*Text for analysis*.

For those not familiar with it, WhatPub is CAMRA’s online pub database and guide, which represents a major achievement of volunteer effort. There’s scarcely a real ale pub that isn’t on it, and in most areas it also provides a full listing of all licensed premises open to the public, including those that only serve keg beers*. It’s probably more comprehensive than any other online pub guide. However, for various reasons it doesn’t really compete with or replace the Good Beer Guide, as it’s a completely different animal.
The first comes from its very comprehensiveness. If you look at Chester in the GBG, it lists nine pubs in a variety of styles from micropub through traditional boozer to upmarket eaterie. There should be something to suit every taste. In contrast, enter “Chester” into the WhatPub search box, and you will be presented with no less than 269 results. It’s going to be hard work to search through them to find something that appeals. With the GBG, someone has already done the work for you to produce what I suppose must be called a “curated” selection.
The second is again a feature rather than a bug, in that WhatPub aims to describe pubs honestly rather than criticising them. This is understandable, as it doesn’t want to needlessly antagonise licensees, and in general you do get a reasonable idea of what pubs are like. Reading between the lines, you can distinguish between those given fulsome praise, and those described in terse, neutral terms. But it’s not necessarily easy to sort the wheat from the chaff, and sometimes the WhatPub descriptions can be misleading even if not inaccurate as such. I remember once visiting an externally attractive pub that sounded reasonably appealing, only to find it entirely given over to Sunday diners and stinking of gravy.
If you were in Christchurch, Dorset, the description of the Ship says “Low ceilings, exposed beams and leaded windows combine to produce a pleasant pub. At the rear there is an enclosed garden.” From that, you would get the impression of a very traditional interior, whereas in fact, although nothing is untrue as such, it’s actually thoroughly knocked through and very modernisitic in style. The GBG would have rightly directed you instead to the Thomas Tripp, which is much more pubby.

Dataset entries
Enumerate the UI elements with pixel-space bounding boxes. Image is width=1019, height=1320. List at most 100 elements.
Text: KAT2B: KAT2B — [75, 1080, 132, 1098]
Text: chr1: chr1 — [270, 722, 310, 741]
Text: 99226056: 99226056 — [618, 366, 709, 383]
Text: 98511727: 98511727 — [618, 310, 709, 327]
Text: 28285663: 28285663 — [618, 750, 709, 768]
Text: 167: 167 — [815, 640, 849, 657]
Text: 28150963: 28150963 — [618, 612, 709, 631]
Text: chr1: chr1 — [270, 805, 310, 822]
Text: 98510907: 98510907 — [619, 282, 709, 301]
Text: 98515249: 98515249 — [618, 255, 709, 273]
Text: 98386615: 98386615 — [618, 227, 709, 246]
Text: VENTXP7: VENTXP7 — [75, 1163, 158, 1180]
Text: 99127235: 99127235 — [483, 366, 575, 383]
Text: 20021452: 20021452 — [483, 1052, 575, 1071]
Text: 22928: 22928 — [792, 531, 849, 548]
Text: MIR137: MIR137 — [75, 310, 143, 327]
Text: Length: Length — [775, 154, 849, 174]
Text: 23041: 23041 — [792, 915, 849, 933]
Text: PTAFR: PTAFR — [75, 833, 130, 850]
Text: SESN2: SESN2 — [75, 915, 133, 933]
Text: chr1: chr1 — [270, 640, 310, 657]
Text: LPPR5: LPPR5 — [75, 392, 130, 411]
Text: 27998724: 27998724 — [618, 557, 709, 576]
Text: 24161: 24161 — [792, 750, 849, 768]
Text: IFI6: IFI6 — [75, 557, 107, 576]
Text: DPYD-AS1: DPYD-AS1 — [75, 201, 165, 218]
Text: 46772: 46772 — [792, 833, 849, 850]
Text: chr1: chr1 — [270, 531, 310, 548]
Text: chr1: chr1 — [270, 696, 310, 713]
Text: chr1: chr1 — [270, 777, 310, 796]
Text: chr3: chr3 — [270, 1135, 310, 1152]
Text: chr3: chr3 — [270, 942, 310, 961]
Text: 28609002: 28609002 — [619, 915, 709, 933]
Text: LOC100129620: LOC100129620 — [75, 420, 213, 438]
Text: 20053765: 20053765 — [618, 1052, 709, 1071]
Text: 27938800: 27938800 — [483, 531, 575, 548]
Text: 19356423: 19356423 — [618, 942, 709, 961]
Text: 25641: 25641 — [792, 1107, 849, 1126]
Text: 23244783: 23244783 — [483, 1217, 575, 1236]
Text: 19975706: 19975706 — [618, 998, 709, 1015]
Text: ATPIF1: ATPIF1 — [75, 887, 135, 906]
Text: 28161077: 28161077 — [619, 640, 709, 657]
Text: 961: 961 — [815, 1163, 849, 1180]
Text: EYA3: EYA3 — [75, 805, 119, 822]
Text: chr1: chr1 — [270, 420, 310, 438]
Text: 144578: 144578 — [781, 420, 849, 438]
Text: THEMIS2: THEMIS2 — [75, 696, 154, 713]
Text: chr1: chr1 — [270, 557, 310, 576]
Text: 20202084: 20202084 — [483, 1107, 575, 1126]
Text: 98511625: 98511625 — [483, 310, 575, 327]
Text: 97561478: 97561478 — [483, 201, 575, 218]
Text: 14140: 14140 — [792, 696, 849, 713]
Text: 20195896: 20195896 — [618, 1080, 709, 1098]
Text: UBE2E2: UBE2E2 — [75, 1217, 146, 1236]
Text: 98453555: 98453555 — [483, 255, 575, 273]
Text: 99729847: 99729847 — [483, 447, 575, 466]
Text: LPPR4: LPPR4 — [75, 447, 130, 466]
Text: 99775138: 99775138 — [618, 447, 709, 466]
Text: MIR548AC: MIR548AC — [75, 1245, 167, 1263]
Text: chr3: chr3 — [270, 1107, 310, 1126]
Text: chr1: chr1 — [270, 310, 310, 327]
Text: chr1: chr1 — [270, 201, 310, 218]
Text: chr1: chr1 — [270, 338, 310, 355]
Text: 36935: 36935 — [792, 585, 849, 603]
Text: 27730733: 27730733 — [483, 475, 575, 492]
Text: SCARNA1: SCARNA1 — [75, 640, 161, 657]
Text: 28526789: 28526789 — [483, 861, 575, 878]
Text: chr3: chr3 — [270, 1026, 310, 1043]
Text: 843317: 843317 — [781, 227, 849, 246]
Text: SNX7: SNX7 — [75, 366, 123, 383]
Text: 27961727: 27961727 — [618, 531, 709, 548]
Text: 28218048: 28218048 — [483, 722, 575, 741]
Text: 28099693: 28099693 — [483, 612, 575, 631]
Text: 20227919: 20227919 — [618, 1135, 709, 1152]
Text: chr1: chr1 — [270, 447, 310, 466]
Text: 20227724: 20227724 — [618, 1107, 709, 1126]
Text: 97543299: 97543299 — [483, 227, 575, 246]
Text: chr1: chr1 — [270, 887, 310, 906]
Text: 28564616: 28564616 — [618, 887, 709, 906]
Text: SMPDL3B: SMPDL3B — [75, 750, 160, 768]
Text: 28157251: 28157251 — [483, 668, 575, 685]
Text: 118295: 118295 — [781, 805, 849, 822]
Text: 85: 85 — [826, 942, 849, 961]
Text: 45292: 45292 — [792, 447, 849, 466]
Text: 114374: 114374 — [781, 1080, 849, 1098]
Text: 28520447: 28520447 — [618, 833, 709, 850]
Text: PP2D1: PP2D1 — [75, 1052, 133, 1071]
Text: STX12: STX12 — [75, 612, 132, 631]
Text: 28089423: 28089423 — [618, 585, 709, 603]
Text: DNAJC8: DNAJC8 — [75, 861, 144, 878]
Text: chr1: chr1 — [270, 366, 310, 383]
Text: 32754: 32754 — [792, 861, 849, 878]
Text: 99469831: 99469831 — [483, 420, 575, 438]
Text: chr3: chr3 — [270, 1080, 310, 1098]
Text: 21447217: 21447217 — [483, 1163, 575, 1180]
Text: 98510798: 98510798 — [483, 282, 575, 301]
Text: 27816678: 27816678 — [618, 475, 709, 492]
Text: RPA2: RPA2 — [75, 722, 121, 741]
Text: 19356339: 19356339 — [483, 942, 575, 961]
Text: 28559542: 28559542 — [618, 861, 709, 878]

*Task instructions*. Resume the piece comparing WhatPub with the Good Beer Guide, picking up right after its last sentence.

*Answer to this exercise*.
The way many people use the GBG is not so much to search for pubs in a specific location, but to look for ones that sound interesting across a wider area, or along a particular route, something that its maps make easy to do. WhatPub does offer a facility to show listed pubs on a map, but once you zoom out a bit, the sheer numbers become a bit overwhelming. If you wanted to, say, find worthwhile pubs between Shrewsbury and Hereford, the map search would be of little use.
WhatPub? is obviously still a work in progress, and I’m not proposing to list things that could be improved. Perhaps I’d give priority to making the descriptions more consistent in style, and providing at least some facility for user input without opening it up to free-for-all comments in the manner of Beer in the Evening, maybe by allowing registered CAMRA members to leave star ratings. I’d also like a search facility for National Inventory entries. It’s an extremely useful and worthwhile enterprise. But it complements the GBG rather than replacing it.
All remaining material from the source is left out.